▶ **AIM**: Do not carry the pictures over; copy every other part of the entries exactly.
--- start ---
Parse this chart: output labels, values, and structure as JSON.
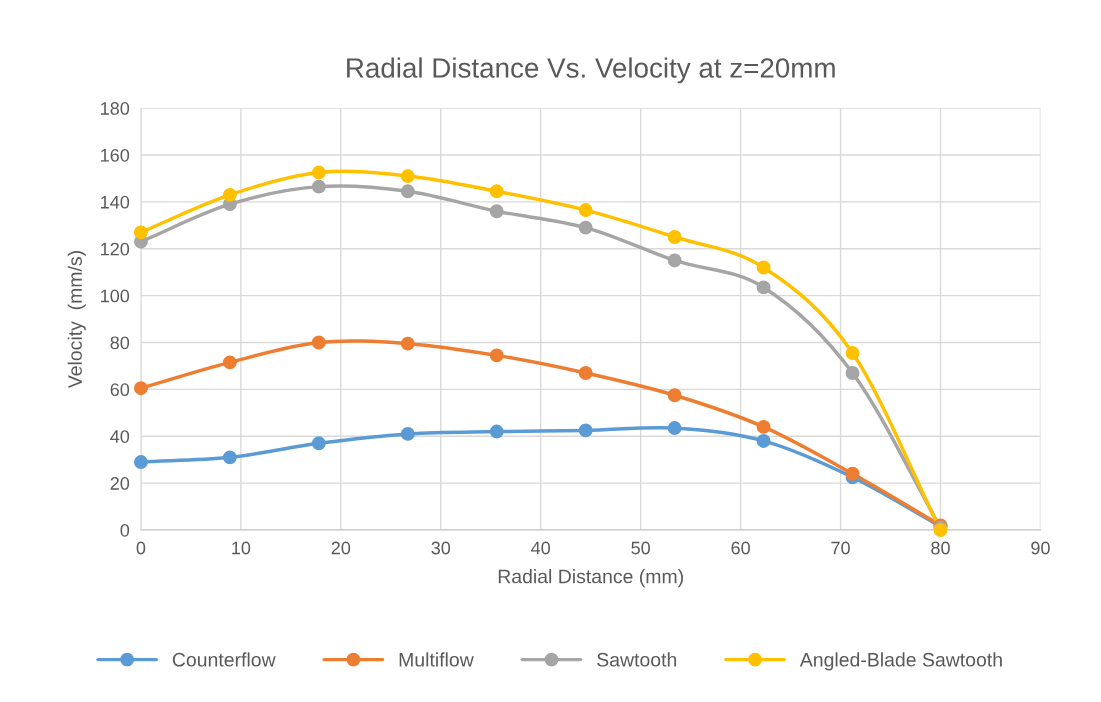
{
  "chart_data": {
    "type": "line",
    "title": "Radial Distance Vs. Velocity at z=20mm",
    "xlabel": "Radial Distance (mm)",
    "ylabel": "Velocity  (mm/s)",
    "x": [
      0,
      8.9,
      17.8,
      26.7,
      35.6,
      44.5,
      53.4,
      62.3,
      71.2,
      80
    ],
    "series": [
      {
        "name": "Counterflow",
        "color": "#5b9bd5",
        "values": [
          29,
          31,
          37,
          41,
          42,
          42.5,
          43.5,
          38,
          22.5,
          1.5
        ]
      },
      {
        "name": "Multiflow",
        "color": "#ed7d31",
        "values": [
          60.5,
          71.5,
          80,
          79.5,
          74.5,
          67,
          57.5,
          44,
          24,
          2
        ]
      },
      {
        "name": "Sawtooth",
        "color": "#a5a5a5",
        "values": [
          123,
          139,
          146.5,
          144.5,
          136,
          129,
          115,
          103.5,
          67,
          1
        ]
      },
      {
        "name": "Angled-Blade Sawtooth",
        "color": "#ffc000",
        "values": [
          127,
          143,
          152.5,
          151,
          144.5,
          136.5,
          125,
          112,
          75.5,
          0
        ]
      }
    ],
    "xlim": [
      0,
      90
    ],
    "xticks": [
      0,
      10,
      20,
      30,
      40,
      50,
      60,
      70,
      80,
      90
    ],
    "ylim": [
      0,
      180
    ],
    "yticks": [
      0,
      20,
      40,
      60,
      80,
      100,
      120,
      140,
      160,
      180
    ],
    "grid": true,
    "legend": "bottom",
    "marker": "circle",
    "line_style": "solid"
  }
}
--- end ---
▶ **COMPLETED EXERCISE**:
Parse this chart: output labels, values, and structure as JSON.
{
  "chart_data": {
    "type": "line",
    "title": "Radial Distance Vs. Velocity at z=20mm",
    "xlabel": "Radial Distance (mm)",
    "ylabel": "Velocity  (mm/s)",
    "x": [
      0,
      8.9,
      17.8,
      26.7,
      35.6,
      44.5,
      53.4,
      62.3,
      71.2,
      80
    ],
    "series": [
      {
        "name": "Counterflow",
        "color": "#5b9bd5",
        "values": [
          29,
          31,
          37,
          41,
          42,
          42.5,
          43.5,
          38,
          22.5,
          1.5
        ]
      },
      {
        "name": "Multiflow",
        "color": "#ed7d31",
        "values": [
          60.5,
          71.5,
          80,
          79.5,
          74.5,
          67,
          57.5,
          44,
          24,
          2
        ]
      },
      {
        "name": "Sawtooth",
        "color": "#a5a5a5",
        "values": [
          123,
          139,
          146.5,
          144.5,
          136,
          129,
          115,
          103.5,
          67,
          1
        ]
      },
      {
        "name": "Angled-Blade Sawtooth",
        "color": "#ffc000",
        "values": [
          127,
          143,
          152.5,
          151,
          144.5,
          136.5,
          125,
          112,
          75.5,
          0
        ]
      }
    ],
    "xlim": [
      0,
      90
    ],
    "xticks": [
      0,
      10,
      20,
      30,
      40,
      50,
      60,
      70,
      80,
      90
    ],
    "ylim": [
      0,
      180
    ],
    "yticks": [
      0,
      20,
      40,
      60,
      80,
      100,
      120,
      140,
      160,
      180
    ],
    "grid": true,
    "legend": "bottom",
    "marker": "circle",
    "line_style": "solid"
  }
}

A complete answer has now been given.